* Begin Supplied data *
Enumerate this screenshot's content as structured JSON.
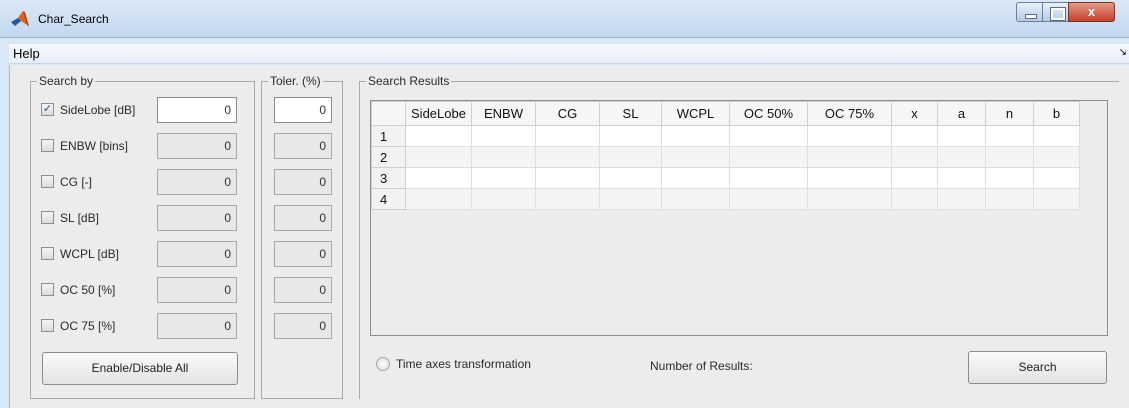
{
  "window": {
    "title": "Char_Search",
    "close_glyph": "x"
  },
  "menu": {
    "help": "Help",
    "arrow": "↘"
  },
  "search_by": {
    "title": "Search by",
    "rows": [
      {
        "label": "SideLobe [dB]",
        "checked": true,
        "value": "0"
      },
      {
        "label": "ENBW [bins]",
        "checked": false,
        "value": "0"
      },
      {
        "label": "CG [-]",
        "checked": false,
        "value": "0"
      },
      {
        "label": "SL [dB]",
        "checked": false,
        "value": "0"
      },
      {
        "label": "WCPL [dB]",
        "checked": false,
        "value": "0"
      },
      {
        "label": "OC 50 [%]",
        "checked": false,
        "value": "0"
      },
      {
        "label": "OC 75 [%]",
        "checked": false,
        "value": "0"
      }
    ],
    "enable_all_label": "Enable/Disable All"
  },
  "toler": {
    "title": "Toler. (%)",
    "values": [
      "0",
      "0",
      "0",
      "0",
      "0",
      "0",
      "0"
    ]
  },
  "results": {
    "title": "Search Results",
    "columns": [
      "SideLobe",
      "ENBW",
      "CG",
      "SL",
      "WCPL",
      "OC 50%",
      "OC 75%",
      "x",
      "a",
      "n",
      "b"
    ],
    "rows": [
      "1",
      "2",
      "3",
      "4"
    ],
    "time_axes_label": "Time axes transformation",
    "number_of_results_label": "Number of Results:",
    "search_label": "Search"
  },
  "icons": {
    "app": "matlab-icon",
    "check": "✓"
  }
}
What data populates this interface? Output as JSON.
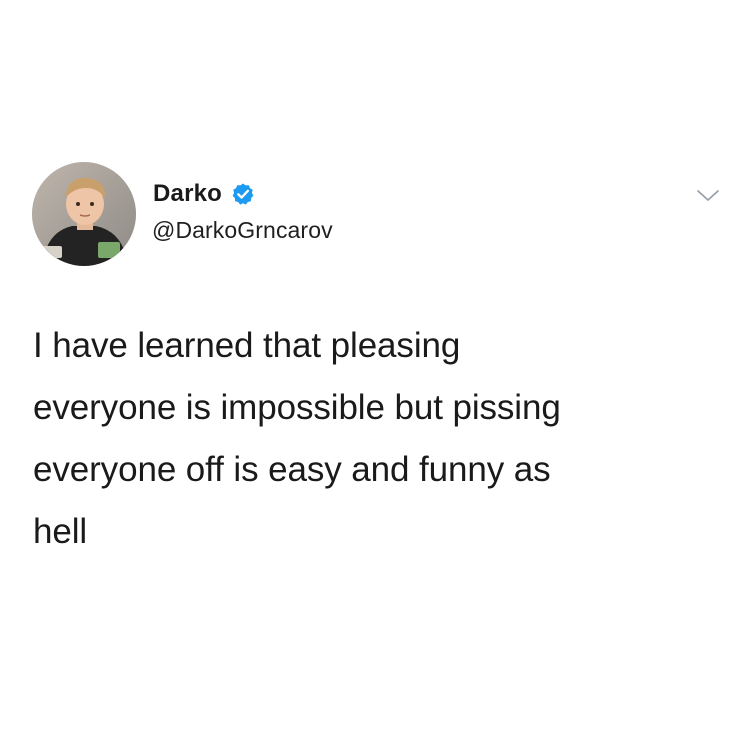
{
  "author": {
    "display_name": "Darko",
    "handle": "@DarkoGrncarov",
    "verified": true,
    "verified_color": "#1d9bf0"
  },
  "tweet": {
    "text": "I have learned that pleasing\neveryone is impossible but pissing\neveryone off is easy and funny as\nhell"
  },
  "icons": {
    "menu": "chevron-down-icon",
    "verified": "verified-badge-icon"
  }
}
* End Supplied data *
What you have to do
Report every line containing the word "JSON" from the listing above.

The reply
Enumerate this screenshot's content as structured JSON.
What data populates this interface? Output as JSON.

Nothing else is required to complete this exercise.